Reproduce all records exactly.

┄┄┄┄┄┄

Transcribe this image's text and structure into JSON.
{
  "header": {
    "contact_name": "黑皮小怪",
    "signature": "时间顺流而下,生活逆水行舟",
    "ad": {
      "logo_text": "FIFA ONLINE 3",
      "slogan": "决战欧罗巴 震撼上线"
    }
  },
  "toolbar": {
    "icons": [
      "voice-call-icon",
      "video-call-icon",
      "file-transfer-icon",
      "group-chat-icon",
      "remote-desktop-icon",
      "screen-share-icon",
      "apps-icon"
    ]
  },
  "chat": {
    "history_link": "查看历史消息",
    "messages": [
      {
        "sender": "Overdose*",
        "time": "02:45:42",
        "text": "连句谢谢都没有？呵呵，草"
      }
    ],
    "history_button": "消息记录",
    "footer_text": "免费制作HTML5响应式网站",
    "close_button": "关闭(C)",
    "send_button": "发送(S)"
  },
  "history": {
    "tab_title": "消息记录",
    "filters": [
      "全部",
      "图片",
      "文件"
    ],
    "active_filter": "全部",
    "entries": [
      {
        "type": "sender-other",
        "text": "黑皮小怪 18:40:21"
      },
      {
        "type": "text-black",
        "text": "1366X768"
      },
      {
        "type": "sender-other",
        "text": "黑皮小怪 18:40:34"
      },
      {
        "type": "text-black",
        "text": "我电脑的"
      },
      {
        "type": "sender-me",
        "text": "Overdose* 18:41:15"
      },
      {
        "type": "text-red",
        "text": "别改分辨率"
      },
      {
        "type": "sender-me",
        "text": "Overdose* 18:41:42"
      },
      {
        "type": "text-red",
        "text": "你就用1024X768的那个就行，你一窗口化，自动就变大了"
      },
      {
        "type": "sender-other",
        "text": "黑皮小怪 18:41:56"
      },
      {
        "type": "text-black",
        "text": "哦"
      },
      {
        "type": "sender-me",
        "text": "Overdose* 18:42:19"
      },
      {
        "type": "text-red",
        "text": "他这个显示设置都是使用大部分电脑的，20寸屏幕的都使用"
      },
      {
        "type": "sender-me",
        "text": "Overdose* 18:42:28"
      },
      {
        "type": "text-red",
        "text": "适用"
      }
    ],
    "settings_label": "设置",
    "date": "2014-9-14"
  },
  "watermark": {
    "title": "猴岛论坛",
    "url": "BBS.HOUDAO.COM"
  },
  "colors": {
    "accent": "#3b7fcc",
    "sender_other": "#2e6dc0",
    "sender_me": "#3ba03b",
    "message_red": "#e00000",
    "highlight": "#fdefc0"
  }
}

┄┄┄┄┄┄

# [Task answer]
Transcribe this image's text and structure into JSON.
{
  "header": {
    "contact_name": "黑皮小怪",
    "signature": "时间顺流而下,生活逆水行舟",
    "ad": {
      "logo_text": "FIFA ONLINE 3",
      "slogan": "决战欧罗巴 震撼上线"
    }
  },
  "toolbar": {
    "icons": [
      "voice-call-icon",
      "video-call-icon",
      "file-transfer-icon",
      "group-chat-icon",
      "remote-desktop-icon",
      "screen-share-icon",
      "apps-icon"
    ]
  },
  "chat": {
    "history_link": "查看历史消息",
    "messages": [
      {
        "sender": "Overdose*",
        "time": "02:45:42",
        "text": "连句谢谢都没有？呵呵，草"
      }
    ],
    "history_button": "消息记录",
    "footer_text": "免费制作HTML5响应式网站",
    "close_button": "关闭(C)",
    "send_button": "发送(S)"
  },
  "history": {
    "tab_title": "消息记录",
    "filters": [
      "全部",
      "图片",
      "文件"
    ],
    "active_filter": "全部",
    "entries": [
      {
        "type": "sender-other",
        "text": "黑皮小怪 18:40:21"
      },
      {
        "type": "text-black",
        "text": "1366X768"
      },
      {
        "type": "sender-other",
        "text": "黑皮小怪 18:40:34"
      },
      {
        "type": "text-black",
        "text": "我电脑的"
      },
      {
        "type": "sender-me",
        "text": "Overdose* 18:41:15"
      },
      {
        "type": "text-red",
        "text": "别改分辨率"
      },
      {
        "type": "sender-me",
        "text": "Overdose* 18:41:42"
      },
      {
        "type": "text-red",
        "text": "你就用1024X768的那个就行，你一窗口化，自动就变大了"
      },
      {
        "type": "sender-other",
        "text": "黑皮小怪 18:41:56"
      },
      {
        "type": "text-black",
        "text": "哦"
      },
      {
        "type": "sender-me",
        "text": "Overdose* 18:42:19"
      },
      {
        "type": "text-red",
        "text": "他这个显示设置都是使用大部分电脑的，20寸屏幕的都使用"
      },
      {
        "type": "sender-me",
        "text": "Overdose* 18:42:28"
      },
      {
        "type": "text-red",
        "text": "适用"
      }
    ],
    "settings_label": "设置",
    "date": "2014-9-14"
  },
  "watermark": {
    "title": "猴岛论坛",
    "url": "BBS.HOUDAO.COM"
  },
  "colors": {
    "accent": "#3b7fcc",
    "sender_other": "#2e6dc0",
    "sender_me": "#3ba03b",
    "message_red": "#e00000",
    "highlight": "#fdefc0"
  }
}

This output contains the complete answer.